* _Stored data_:
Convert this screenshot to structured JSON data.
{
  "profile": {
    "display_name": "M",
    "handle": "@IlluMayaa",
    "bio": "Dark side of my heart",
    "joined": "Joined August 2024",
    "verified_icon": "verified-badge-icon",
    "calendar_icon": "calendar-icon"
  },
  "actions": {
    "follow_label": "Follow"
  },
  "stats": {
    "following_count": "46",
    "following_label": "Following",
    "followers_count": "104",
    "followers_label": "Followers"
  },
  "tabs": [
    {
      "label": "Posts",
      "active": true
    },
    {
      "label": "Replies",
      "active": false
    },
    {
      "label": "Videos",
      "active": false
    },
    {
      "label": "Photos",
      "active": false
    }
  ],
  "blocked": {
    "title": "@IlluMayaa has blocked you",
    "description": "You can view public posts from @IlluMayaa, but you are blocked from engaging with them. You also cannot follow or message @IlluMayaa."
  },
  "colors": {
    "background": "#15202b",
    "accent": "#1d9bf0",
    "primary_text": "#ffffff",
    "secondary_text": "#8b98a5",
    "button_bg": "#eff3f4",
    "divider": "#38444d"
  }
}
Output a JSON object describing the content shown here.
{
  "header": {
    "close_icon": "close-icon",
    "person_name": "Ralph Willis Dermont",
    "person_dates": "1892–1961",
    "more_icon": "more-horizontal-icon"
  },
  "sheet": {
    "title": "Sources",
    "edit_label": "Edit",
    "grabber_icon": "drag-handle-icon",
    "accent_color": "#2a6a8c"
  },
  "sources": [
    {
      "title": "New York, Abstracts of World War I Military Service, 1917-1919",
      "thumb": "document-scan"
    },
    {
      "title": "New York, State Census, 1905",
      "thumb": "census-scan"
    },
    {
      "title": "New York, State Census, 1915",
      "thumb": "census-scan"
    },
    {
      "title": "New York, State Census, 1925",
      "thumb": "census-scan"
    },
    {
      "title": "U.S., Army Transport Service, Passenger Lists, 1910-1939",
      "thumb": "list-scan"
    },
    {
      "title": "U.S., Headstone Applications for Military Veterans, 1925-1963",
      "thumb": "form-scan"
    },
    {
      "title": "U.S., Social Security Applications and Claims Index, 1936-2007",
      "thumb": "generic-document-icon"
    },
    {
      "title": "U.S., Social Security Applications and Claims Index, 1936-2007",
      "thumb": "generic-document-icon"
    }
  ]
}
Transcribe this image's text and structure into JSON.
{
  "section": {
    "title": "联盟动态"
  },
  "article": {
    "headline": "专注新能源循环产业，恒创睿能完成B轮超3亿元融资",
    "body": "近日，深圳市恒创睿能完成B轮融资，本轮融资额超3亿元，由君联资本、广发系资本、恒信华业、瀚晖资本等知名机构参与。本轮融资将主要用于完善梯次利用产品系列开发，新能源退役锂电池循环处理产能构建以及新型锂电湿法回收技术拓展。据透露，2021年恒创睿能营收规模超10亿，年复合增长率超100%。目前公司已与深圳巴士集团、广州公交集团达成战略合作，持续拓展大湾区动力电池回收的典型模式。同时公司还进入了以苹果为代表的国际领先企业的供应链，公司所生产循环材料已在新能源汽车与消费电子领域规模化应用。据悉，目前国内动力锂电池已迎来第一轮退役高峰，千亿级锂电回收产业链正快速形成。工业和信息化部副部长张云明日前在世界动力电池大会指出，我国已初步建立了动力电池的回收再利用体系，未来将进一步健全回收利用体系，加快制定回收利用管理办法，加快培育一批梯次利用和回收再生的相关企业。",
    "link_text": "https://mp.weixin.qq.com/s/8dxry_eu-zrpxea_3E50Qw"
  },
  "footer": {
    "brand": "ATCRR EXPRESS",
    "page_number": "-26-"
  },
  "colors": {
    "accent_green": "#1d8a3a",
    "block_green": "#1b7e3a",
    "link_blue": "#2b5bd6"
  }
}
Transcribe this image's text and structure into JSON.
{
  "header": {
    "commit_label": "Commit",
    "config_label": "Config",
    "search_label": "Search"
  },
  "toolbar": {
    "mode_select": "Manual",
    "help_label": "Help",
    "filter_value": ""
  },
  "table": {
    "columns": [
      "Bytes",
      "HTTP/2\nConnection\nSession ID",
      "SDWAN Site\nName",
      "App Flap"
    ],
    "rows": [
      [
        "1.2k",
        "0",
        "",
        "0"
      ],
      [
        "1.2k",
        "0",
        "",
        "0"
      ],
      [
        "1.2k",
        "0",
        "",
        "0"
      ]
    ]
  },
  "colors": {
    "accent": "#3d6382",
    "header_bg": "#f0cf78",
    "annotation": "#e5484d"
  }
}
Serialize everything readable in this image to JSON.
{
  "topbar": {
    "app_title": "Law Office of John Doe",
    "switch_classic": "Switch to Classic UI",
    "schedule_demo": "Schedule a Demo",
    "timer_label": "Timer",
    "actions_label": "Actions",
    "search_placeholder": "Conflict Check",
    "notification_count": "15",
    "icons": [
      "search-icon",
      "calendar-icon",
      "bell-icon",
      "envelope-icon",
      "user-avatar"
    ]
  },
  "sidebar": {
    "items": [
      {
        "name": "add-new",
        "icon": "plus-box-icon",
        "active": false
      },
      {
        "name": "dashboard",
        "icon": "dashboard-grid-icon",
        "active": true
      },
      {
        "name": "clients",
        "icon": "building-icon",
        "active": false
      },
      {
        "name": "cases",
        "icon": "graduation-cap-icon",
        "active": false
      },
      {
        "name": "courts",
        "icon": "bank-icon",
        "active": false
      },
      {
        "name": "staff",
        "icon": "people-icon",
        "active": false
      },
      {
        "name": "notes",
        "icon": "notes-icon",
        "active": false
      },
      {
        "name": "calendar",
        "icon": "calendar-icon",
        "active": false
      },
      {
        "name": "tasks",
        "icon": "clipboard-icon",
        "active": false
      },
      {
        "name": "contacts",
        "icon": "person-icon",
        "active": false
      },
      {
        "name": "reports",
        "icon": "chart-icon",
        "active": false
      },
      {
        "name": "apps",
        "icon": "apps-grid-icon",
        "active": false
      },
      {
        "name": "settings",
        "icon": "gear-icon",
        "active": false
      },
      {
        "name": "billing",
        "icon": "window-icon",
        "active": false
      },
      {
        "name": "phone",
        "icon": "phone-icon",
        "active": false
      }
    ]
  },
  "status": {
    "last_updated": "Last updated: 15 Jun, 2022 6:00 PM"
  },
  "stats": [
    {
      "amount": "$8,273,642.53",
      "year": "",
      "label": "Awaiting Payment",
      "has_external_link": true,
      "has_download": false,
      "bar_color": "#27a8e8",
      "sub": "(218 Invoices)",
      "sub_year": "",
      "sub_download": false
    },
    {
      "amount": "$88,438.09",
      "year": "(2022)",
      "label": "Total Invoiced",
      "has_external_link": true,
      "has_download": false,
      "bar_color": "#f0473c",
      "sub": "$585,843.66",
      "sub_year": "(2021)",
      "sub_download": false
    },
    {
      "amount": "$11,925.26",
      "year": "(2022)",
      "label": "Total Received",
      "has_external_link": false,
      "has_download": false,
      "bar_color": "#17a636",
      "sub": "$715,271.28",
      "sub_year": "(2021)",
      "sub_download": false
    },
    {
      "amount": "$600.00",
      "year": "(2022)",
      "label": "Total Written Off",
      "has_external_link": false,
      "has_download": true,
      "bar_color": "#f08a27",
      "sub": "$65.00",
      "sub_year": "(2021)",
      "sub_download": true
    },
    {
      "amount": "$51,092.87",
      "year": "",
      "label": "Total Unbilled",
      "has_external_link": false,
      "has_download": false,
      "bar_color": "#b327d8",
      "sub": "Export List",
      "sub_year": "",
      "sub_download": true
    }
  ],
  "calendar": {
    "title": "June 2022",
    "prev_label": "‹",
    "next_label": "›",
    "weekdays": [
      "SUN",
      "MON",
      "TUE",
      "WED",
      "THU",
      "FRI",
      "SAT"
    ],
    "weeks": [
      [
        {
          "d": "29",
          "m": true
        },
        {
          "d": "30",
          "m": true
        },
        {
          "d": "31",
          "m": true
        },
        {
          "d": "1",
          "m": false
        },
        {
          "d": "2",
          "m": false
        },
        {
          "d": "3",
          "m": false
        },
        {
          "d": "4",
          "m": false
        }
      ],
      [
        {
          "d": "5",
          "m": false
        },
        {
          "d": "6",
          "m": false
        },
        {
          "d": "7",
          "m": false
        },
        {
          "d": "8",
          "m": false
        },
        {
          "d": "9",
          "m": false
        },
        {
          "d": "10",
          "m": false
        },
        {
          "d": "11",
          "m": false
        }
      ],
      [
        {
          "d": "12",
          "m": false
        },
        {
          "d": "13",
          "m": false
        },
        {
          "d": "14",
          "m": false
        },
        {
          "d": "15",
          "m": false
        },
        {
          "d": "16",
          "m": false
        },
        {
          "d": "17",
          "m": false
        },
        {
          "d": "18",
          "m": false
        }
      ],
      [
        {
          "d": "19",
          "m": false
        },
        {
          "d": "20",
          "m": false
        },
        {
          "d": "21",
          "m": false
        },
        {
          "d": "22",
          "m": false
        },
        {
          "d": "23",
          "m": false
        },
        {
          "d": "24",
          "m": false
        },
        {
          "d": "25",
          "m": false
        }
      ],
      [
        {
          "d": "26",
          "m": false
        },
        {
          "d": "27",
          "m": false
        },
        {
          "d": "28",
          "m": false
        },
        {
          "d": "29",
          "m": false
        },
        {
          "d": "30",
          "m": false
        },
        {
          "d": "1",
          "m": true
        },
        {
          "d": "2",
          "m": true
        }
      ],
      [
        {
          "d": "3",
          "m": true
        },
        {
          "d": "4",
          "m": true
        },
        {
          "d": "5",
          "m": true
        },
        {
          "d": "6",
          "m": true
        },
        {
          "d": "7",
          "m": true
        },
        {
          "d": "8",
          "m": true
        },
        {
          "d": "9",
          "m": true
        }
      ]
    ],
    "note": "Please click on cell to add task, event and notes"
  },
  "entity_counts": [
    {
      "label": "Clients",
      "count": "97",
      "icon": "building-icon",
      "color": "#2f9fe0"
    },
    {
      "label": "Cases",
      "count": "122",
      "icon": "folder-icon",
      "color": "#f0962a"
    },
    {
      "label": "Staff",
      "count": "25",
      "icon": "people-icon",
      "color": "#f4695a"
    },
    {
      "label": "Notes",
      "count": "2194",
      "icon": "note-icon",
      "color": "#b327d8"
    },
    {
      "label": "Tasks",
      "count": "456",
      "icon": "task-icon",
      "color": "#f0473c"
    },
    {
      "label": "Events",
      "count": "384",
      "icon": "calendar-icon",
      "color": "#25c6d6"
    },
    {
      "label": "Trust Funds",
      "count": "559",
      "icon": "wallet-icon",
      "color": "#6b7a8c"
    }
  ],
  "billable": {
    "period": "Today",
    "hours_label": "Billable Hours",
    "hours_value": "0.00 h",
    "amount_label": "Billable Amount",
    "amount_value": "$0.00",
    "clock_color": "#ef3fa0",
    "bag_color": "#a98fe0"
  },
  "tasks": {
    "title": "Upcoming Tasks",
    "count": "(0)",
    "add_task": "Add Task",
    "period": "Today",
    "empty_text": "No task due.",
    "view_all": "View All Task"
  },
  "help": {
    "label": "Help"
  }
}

* _PROBLEM_:
How many of the lines in the listing above hold the word "this"? Report only that figure.

* _FINAL ANSWER_:
4